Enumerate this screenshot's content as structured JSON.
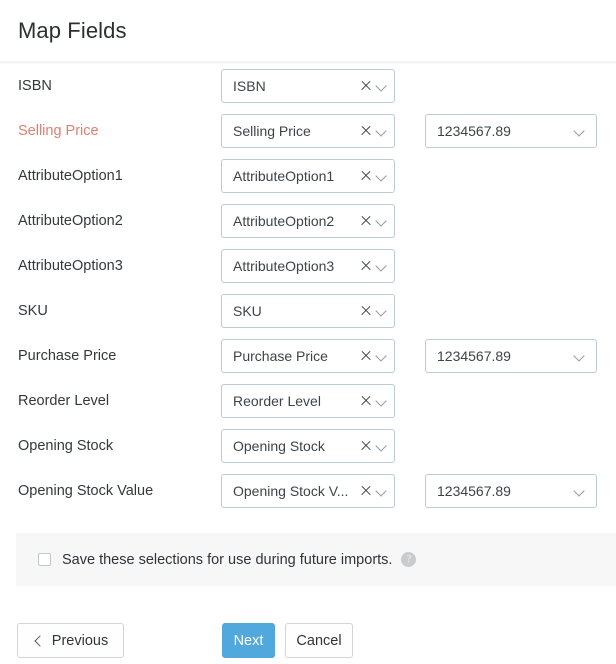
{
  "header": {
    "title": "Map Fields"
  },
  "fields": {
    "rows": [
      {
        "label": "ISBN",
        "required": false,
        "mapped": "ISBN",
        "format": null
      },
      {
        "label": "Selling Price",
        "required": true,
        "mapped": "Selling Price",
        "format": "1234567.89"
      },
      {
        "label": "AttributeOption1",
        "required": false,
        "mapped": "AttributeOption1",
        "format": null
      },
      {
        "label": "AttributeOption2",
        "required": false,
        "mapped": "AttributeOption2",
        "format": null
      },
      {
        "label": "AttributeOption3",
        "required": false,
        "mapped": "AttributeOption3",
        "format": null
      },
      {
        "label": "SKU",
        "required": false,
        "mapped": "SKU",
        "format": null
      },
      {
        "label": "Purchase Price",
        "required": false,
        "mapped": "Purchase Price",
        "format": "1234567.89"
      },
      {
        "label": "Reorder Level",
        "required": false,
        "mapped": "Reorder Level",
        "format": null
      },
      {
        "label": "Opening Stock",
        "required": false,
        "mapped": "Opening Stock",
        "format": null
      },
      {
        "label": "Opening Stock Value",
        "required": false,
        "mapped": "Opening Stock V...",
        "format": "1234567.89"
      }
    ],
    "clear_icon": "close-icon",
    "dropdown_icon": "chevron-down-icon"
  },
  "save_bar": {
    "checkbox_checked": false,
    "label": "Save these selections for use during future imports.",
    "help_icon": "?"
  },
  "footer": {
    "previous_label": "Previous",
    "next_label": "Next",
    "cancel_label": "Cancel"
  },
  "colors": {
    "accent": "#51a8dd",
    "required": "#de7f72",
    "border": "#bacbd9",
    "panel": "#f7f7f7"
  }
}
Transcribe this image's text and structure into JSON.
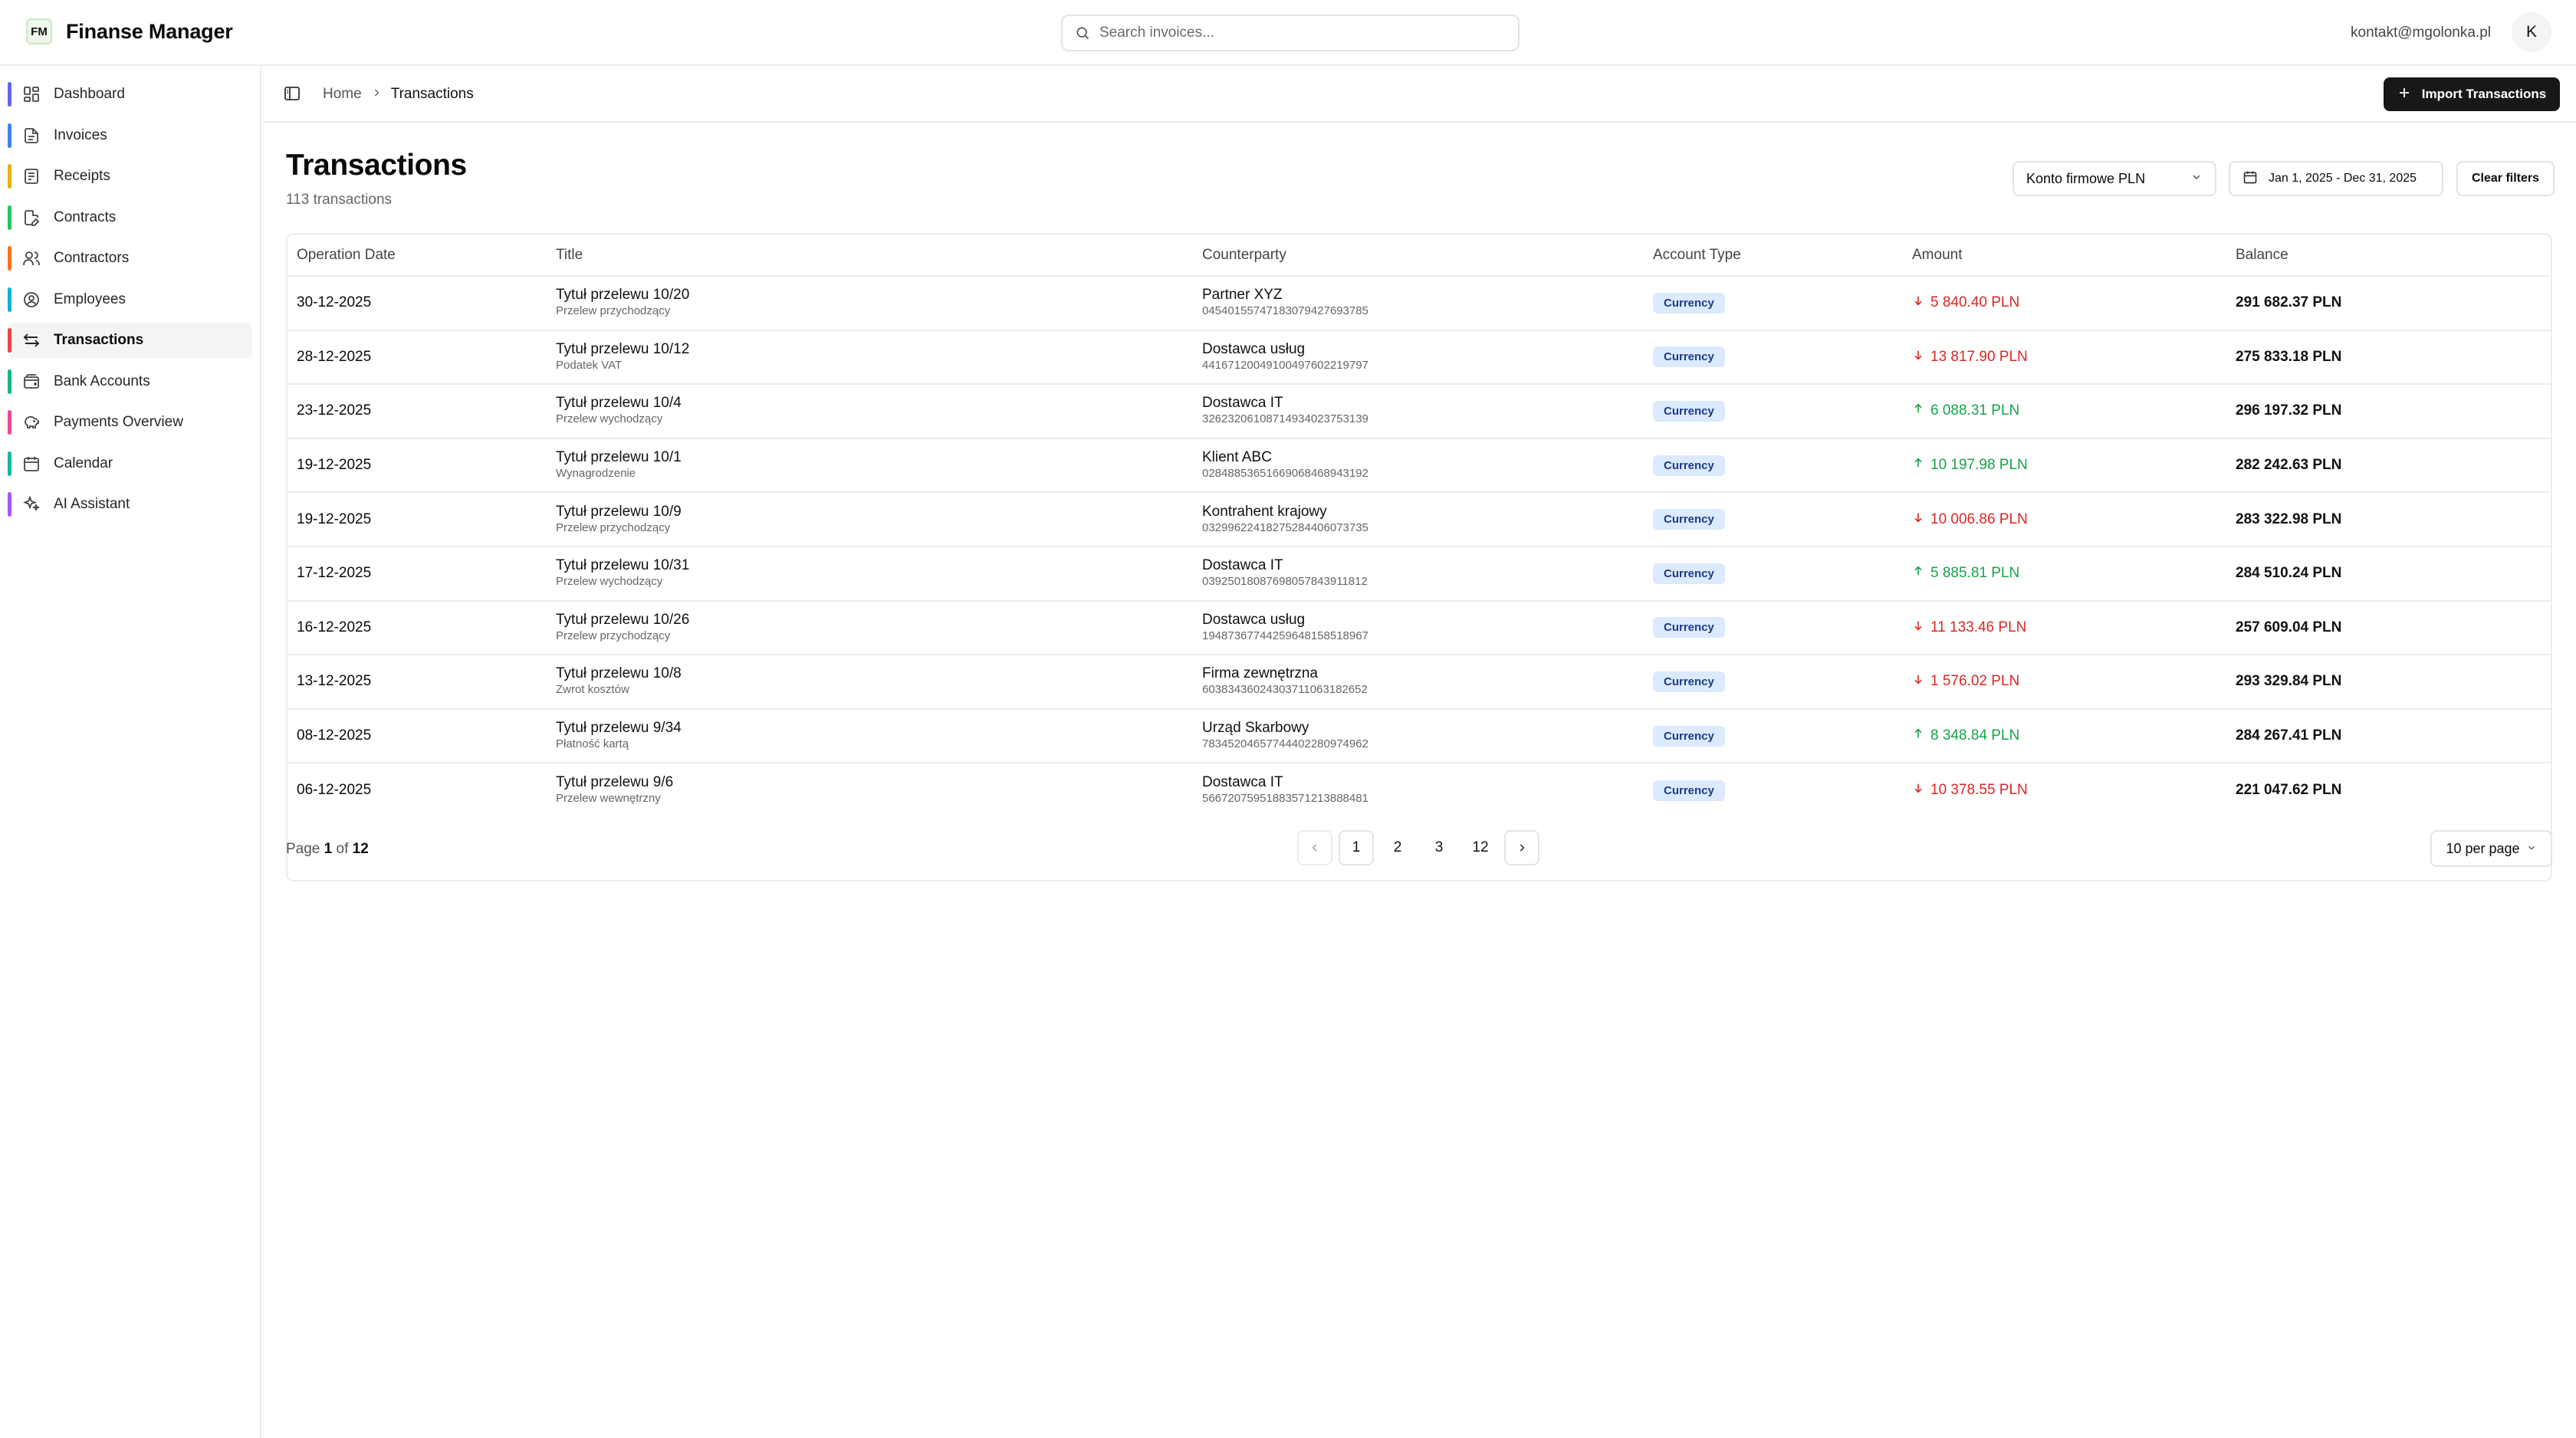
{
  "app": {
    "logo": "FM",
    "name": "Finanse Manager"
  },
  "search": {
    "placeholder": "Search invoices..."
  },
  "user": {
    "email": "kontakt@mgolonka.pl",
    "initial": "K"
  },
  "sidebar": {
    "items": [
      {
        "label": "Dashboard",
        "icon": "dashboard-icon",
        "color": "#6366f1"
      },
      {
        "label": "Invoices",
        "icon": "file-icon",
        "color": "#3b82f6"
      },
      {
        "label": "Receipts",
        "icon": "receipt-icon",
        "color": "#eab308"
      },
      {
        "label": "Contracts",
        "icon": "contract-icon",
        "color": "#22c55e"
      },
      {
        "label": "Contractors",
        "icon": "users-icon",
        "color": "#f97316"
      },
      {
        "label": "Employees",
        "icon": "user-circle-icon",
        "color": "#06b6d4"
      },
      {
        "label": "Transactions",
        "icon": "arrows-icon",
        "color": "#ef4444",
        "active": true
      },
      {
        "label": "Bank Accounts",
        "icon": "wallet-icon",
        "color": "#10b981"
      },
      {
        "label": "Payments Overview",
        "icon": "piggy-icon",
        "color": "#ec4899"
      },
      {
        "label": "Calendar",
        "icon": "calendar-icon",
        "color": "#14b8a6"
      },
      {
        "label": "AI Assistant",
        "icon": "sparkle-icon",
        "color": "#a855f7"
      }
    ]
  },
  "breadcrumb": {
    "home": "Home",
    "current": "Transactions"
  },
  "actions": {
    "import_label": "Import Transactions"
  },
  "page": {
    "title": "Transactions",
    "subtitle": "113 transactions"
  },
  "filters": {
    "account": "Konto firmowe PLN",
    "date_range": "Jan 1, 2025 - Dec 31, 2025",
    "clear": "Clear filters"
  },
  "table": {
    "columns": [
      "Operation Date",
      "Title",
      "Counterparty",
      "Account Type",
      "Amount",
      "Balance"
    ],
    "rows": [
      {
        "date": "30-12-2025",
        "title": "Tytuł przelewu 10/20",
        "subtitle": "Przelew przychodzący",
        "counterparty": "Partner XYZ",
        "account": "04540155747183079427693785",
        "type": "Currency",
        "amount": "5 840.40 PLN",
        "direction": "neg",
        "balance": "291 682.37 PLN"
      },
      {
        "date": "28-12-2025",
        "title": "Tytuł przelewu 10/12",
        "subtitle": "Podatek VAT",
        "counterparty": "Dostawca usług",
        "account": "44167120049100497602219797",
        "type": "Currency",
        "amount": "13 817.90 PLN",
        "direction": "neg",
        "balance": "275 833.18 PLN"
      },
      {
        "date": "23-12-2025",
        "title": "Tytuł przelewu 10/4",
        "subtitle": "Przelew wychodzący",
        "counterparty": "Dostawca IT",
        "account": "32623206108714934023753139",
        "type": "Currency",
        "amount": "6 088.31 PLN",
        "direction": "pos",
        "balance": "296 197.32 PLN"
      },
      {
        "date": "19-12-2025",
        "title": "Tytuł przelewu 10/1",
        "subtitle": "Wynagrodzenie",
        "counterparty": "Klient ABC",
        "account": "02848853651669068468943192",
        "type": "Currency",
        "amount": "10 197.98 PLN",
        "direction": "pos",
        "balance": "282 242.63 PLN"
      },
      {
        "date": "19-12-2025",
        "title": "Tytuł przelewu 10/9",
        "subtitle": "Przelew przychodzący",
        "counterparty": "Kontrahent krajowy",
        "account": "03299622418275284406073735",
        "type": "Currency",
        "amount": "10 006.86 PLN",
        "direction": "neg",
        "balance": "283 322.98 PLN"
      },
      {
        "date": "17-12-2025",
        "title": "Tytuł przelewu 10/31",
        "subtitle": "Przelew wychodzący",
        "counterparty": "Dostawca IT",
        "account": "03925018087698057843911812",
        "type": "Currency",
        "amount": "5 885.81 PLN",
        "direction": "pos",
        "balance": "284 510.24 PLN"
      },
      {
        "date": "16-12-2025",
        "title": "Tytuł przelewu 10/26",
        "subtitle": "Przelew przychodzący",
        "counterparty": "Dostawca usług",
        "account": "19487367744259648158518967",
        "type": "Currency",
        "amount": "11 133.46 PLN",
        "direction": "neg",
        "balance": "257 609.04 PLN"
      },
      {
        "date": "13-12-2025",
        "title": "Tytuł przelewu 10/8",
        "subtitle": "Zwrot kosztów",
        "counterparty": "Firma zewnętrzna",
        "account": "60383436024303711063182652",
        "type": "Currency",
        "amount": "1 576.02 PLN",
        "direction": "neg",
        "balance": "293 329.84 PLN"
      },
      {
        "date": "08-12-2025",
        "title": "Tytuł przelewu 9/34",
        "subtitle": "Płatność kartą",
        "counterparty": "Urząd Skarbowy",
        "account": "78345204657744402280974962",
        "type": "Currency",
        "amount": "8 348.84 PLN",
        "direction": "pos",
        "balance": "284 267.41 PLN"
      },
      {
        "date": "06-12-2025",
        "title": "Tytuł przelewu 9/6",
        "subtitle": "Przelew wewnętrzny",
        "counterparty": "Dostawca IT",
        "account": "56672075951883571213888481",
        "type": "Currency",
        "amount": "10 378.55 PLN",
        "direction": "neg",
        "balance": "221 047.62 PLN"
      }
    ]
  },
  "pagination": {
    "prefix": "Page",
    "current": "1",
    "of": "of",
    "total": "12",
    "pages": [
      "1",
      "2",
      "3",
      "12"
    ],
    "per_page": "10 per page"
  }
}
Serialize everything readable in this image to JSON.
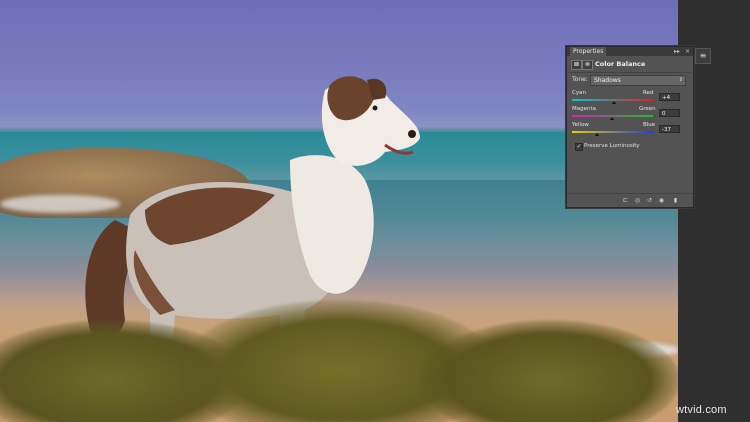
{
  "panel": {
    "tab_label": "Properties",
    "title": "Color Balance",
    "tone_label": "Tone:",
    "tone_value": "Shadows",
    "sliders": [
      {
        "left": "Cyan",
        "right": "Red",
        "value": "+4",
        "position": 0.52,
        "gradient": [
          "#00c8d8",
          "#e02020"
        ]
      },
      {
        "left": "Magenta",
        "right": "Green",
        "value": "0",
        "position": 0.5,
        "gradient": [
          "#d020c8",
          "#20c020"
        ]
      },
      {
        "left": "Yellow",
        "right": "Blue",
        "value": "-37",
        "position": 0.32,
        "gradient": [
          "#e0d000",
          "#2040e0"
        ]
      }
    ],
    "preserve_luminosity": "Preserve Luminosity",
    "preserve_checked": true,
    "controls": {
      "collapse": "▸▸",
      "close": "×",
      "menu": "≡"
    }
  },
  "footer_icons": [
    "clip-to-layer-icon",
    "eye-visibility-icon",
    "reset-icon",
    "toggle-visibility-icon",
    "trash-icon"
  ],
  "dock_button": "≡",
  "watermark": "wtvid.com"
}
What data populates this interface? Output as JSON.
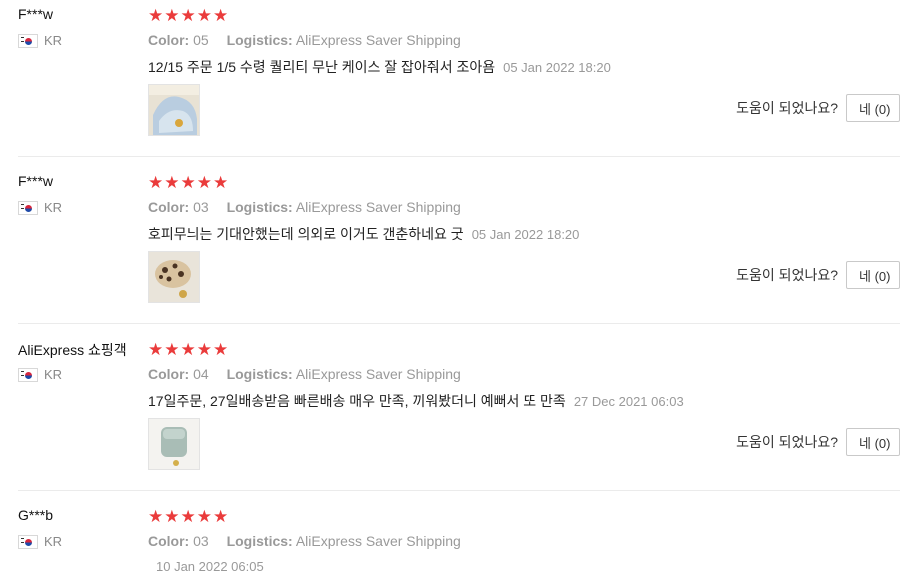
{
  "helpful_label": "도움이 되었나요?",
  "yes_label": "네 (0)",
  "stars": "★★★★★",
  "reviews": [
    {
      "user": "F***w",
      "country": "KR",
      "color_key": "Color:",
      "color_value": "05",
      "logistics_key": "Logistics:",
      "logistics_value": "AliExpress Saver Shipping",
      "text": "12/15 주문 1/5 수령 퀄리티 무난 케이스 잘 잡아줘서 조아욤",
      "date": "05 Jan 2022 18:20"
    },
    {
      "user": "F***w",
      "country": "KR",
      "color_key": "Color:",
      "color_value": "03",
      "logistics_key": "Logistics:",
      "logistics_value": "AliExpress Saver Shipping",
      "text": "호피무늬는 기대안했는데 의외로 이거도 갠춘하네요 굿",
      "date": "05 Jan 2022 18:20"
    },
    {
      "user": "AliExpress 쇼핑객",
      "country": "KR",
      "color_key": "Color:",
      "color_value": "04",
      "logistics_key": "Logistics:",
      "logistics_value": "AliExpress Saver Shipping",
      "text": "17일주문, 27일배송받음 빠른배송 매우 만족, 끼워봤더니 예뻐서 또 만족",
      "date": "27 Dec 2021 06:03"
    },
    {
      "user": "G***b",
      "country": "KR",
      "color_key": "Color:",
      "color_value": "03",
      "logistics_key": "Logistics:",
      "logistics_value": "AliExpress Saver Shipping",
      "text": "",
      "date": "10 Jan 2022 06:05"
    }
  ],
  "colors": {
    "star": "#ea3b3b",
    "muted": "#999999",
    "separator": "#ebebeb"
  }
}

[WHAT THIS TASK INVOLVES] Where a line above contains the string "visibility", copy that line.

[TASK OUTPUT]
    "eye-visibility-icon",
    "toggle-visibility-icon",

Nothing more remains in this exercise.